EXERCISE INSTRUCTIONS:
Write out the whole listing exactly.
──────────
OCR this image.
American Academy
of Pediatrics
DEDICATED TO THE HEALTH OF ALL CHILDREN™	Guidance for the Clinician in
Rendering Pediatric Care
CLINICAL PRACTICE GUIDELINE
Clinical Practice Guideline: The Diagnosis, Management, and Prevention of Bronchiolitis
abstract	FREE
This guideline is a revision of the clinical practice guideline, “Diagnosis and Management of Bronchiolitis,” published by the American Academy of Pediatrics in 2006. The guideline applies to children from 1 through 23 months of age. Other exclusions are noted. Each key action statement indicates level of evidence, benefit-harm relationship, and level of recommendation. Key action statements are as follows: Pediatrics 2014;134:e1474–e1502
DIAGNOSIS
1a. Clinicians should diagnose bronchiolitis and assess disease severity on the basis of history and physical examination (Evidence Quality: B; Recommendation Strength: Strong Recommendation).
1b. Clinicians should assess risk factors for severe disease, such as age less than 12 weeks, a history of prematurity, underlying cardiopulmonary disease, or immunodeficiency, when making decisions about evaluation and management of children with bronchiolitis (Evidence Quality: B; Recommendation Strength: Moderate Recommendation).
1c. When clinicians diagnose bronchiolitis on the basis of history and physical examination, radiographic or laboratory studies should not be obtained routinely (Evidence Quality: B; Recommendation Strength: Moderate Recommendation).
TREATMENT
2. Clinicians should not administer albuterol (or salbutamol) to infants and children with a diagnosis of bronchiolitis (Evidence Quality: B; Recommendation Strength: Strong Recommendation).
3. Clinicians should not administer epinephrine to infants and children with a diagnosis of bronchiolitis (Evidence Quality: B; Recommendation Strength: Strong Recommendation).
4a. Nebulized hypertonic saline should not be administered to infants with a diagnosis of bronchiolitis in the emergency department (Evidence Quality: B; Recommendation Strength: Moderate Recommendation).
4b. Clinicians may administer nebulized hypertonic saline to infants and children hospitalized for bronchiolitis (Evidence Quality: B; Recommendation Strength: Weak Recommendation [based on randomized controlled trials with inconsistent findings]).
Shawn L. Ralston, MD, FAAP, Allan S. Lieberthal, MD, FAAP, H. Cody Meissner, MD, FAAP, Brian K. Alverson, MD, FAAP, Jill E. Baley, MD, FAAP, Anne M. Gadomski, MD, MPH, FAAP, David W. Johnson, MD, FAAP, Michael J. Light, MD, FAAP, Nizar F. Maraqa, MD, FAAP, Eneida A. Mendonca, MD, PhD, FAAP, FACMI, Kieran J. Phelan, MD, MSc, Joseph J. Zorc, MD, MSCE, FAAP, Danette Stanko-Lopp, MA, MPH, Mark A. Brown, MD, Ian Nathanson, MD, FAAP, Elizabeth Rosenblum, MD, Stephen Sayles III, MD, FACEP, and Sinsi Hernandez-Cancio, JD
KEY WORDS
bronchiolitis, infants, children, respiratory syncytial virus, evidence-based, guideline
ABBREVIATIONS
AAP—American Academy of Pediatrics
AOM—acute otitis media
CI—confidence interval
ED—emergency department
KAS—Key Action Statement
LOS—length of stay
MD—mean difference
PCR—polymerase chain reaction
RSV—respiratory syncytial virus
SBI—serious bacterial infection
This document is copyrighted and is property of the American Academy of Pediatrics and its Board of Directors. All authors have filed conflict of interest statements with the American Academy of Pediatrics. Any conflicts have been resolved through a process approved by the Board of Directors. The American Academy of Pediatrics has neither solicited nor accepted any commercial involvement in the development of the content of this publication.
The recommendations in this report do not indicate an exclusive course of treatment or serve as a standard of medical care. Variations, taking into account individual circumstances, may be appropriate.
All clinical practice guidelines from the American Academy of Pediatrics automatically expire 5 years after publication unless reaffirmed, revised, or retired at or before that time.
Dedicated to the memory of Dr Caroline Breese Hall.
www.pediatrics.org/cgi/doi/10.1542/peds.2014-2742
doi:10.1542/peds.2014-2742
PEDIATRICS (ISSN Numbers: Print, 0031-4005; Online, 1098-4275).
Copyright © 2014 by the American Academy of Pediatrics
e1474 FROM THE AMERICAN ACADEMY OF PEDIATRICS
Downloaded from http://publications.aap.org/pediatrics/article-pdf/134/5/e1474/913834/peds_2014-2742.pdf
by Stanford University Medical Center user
──────────
ANSWER SPACE:
OCR this image.
American Academy
of Pediatrics
DEDICATED TO THE HEALTH OF ALL CHILDREN™	Guidance for the Clinician in
Rendering Pediatric Care
CLINICAL PRACTICE GUIDELINE
Clinical Practice Guideline: The Diagnosis, Management, and Prevention of Bronchiolitis
abstract	FREE
This guideline is a revision of the clinical practice guideline, “Diagnosis and Management of Bronchiolitis,” published by the American Academy of Pediatrics in 2006. The guideline applies to children from 1 through 23 months of age. Other exclusions are noted. Each key action statement indicates level of evidence, benefit-harm relationship, and level of recommendation. Key action statements are as follows: Pediatrics 2014;134:e1474–e1502
DIAGNOSIS
1a. Clinicians should diagnose bronchiolitis and assess disease severity on the basis of history and physical examination (Evidence Quality: B; Recommendation Strength: Strong Recommendation).
1b. Clinicians should assess risk factors for severe disease, such as age less than 12 weeks, a history of prematurity, underlying cardiopulmonary disease, or immunodeficiency, when making decisions about evaluation and management of children with bronchiolitis (Evidence Quality: B; Recommendation Strength: Moderate Recommendation).
1c. When clinicians diagnose bronchiolitis on the basis of history and physical examination, radiographic or laboratory studies should not be obtained routinely (Evidence Quality: B; Recommendation Strength: Moderate Recommendation).
TREATMENT
2. Clinicians should not administer albuterol (or salbutamol) to infants and children with a diagnosis of bronchiolitis (Evidence Quality: B; Recommendation Strength: Strong Recommendation).
3. Clinicians should not administer epinephrine to infants and children with a diagnosis of bronchiolitis (Evidence Quality: B; Recommendation Strength: Strong Recommendation).
4a. Nebulized hypertonic saline should not be administered to infants with a diagnosis of bronchiolitis in the emergency department (Evidence Quality: B; Recommendation Strength: Moderate Recommendation).
4b. Clinicians may administer nebulized hypertonic saline to infants and children hospitalized for bronchiolitis (Evidence Quality: B; Recommendation Strength: Weak Recommendation [based on randomized controlled trials with inconsistent findings]).
Shawn L. Ralston, MD, FAAP, Allan S. Lieberthal, MD, FAAP, H. Cody Meissner, MD, FAAP, Brian K. Alverson, MD, FAAP, Jill E. Baley, MD, FAAP, Anne M. Gadomski, MD, MPH, FAAP, David W. Johnson, MD, FAAP, Michael J. Light, MD, FAAP, Nizar F. Maraqa, MD, FAAP, Eneida A. Mendonca, MD, PhD, FAAP, FACMI, Kieran J. Phelan, MD, MSc, Joseph J. Zorc, MD, MSCE, FAAP, Danette Stanko-Lopp, MA, MPH, Mark A. Brown, MD, Ian Nathanson, MD, FAAP, Elizabeth Rosenblum, MD, Stephen Sayles III, MD, FACEP, and Sinsi Hernandez-Cancio, JD
KEY WORDS
bronchiolitis, infants, children, respiratory syncytial virus, evidence-based, guideline
ABBREVIATIONS
AAP—American Academy of Pediatrics
AOM—acute otitis media
CI—confidence interval
ED—emergency department
KAS—Key Action Statement
LOS—length of stay
MD—mean difference
PCR—polymerase chain reaction
RSV—respiratory syncytial virus
SBI—serious bacterial infection
This document is copyrighted and is property of the American Academy of Pediatrics and its Board of Directors. All authors have filed conflict of interest statements with the American Academy of Pediatrics. Any conflicts have been resolved through a process approved by the Board of Directors. The American Academy of Pediatrics has neither solicited nor accepted any commercial involvement in the development of the content of this publication.
The recommendations in this report do not indicate an exclusive course of treatment or serve as a standard of medical care. Variations, taking into account individual circumstances, may be appropriate.
All clinical practice guidelines from the American Academy of Pediatrics automatically expire 5 years after publication unless reaffirmed, revised, or retired at or before that time.
Dedicated to the memory of Dr Caroline Breese Hall.
www.pediatrics.org/cgi/doi/10.1542/peds.2014-2742
doi:10.1542/peds.2014-2742
PEDIATRICS (ISSN Numbers: Print, 0031-4005; Online, 1098-4275).
Copyright © 2014 by the American Academy of Pediatrics
e1474 FROM THE AMERICAN ACADEMY OF PEDIATRICS
Downloaded from http://publications.aap.org/pediatrics/article-pdf/134/5/e1474/913834/peds_2014-2742.pdf
by Stanford University Medical Center user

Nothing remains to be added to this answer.